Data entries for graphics

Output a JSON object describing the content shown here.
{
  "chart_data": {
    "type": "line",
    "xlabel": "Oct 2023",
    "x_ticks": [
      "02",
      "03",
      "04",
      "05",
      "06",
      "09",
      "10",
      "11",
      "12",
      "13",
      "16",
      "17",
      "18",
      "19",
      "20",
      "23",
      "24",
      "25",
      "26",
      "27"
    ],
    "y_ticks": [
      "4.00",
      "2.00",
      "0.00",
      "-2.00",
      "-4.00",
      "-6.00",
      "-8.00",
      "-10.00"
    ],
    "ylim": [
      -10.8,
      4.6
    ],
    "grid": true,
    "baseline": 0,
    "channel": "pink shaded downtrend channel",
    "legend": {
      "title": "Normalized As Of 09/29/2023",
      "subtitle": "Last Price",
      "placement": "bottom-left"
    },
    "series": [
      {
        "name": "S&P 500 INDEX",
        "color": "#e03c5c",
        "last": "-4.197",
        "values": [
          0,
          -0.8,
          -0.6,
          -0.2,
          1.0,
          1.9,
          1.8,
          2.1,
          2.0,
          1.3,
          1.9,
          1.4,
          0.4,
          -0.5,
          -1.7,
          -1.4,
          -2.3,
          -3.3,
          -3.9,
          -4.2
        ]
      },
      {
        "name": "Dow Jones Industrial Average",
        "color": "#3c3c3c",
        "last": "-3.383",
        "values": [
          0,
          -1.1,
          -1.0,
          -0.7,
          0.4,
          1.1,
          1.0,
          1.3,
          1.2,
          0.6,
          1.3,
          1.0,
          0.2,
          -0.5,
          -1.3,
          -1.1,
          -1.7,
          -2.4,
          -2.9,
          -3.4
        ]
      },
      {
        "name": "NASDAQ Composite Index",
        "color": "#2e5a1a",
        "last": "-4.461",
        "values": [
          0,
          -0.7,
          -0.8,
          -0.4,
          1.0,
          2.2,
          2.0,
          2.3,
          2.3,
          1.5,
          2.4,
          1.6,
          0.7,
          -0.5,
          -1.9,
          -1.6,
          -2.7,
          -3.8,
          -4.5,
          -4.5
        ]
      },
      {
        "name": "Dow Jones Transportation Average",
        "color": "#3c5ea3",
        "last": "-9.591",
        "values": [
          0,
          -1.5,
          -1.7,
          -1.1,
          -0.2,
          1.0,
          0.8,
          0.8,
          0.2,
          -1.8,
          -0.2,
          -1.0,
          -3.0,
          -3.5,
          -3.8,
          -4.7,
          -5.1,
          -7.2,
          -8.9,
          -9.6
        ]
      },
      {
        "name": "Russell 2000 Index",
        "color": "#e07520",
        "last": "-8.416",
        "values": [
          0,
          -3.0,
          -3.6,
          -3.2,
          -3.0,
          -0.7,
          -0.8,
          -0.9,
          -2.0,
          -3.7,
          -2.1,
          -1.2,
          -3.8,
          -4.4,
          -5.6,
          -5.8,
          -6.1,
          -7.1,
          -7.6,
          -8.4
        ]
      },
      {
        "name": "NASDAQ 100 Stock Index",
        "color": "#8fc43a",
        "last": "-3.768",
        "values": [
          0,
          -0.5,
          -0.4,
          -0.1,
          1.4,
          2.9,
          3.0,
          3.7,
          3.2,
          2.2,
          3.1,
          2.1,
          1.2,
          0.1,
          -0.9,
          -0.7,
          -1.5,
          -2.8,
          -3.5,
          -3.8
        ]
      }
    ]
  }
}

= What the exercise asks =
Give a word-for-word copy of the records.

= Exercise solution =
Output a JSON object describing the content shown here.
{
  "chart_data": {
    "type": "line",
    "xlabel": "Oct 2023",
    "x_ticks": [
      "02",
      "03",
      "04",
      "05",
      "06",
      "09",
      "10",
      "11",
      "12",
      "13",
      "16",
      "17",
      "18",
      "19",
      "20",
      "23",
      "24",
      "25",
      "26",
      "27"
    ],
    "y_ticks": [
      "4.00",
      "2.00",
      "0.00",
      "-2.00",
      "-4.00",
      "-6.00",
      "-8.00",
      "-10.00"
    ],
    "ylim": [
      -10.8,
      4.6
    ],
    "grid": true,
    "baseline": 0,
    "channel": "pink shaded downtrend channel",
    "legend": {
      "title": "Normalized As Of 09/29/2023",
      "subtitle": "Last Price",
      "placement": "bottom-left"
    },
    "series": [
      {
        "name": "S&P 500 INDEX",
        "color": "#e03c5c",
        "last": "-4.197",
        "values": [
          0,
          -0.8,
          -0.6,
          -0.2,
          1.0,
          1.9,
          1.8,
          2.1,
          2.0,
          1.3,
          1.9,
          1.4,
          0.4,
          -0.5,
          -1.7,
          -1.4,
          -2.3,
          -3.3,
          -3.9,
          -4.2
        ]
      },
      {
        "name": "Dow Jones Industrial Average",
        "color": "#3c3c3c",
        "last": "-3.383",
        "values": [
          0,
          -1.1,
          -1.0,
          -0.7,
          0.4,
          1.1,
          1.0,
          1.3,
          1.2,
          0.6,
          1.3,
          1.0,
          0.2,
          -0.5,
          -1.3,
          -1.1,
          -1.7,
          -2.4,
          -2.9,
          -3.4
        ]
      },
      {
        "name": "NASDAQ Composite Index",
        "color": "#2e5a1a",
        "last": "-4.461",
        "values": [
          0,
          -0.7,
          -0.8,
          -0.4,
          1.0,
          2.2,
          2.0,
          2.3,
          2.3,
          1.5,
          2.4,
          1.6,
          0.7,
          -0.5,
          -1.9,
          -1.6,
          -2.7,
          -3.8,
          -4.5,
          -4.5
        ]
      },
      {
        "name": "Dow Jones Transportation Average",
        "color": "#3c5ea3",
        "last": "-9.591",
        "values": [
          0,
          -1.5,
          -1.7,
          -1.1,
          -0.2,
          1.0,
          0.8,
          0.8,
          0.2,
          -1.8,
          -0.2,
          -1.0,
          -3.0,
          -3.5,
          -3.8,
          -4.7,
          -5.1,
          -7.2,
          -8.9,
          -9.6
        ]
      },
      {
        "name": "Russell 2000 Index",
        "color": "#e07520",
        "last": "-8.416",
        "values": [
          0,
          -3.0,
          -3.6,
          -3.2,
          -3.0,
          -0.7,
          -0.8,
          -0.9,
          -2.0,
          -3.7,
          -2.1,
          -1.2,
          -3.8,
          -4.4,
          -5.6,
          -5.8,
          -6.1,
          -7.1,
          -7.6,
          -8.4
        ]
      },
      {
        "name": "NASDAQ 100 Stock Index",
        "color": "#8fc43a",
        "last": "-3.768",
        "values": [
          0,
          -0.5,
          -0.4,
          -0.1,
          1.4,
          2.9,
          3.0,
          3.7,
          3.2,
          2.2,
          3.1,
          2.1,
          1.2,
          0.1,
          -0.9,
          -0.7,
          -1.5,
          -2.8,
          -3.5,
          -3.8
        ]
      }
    ]
  }
}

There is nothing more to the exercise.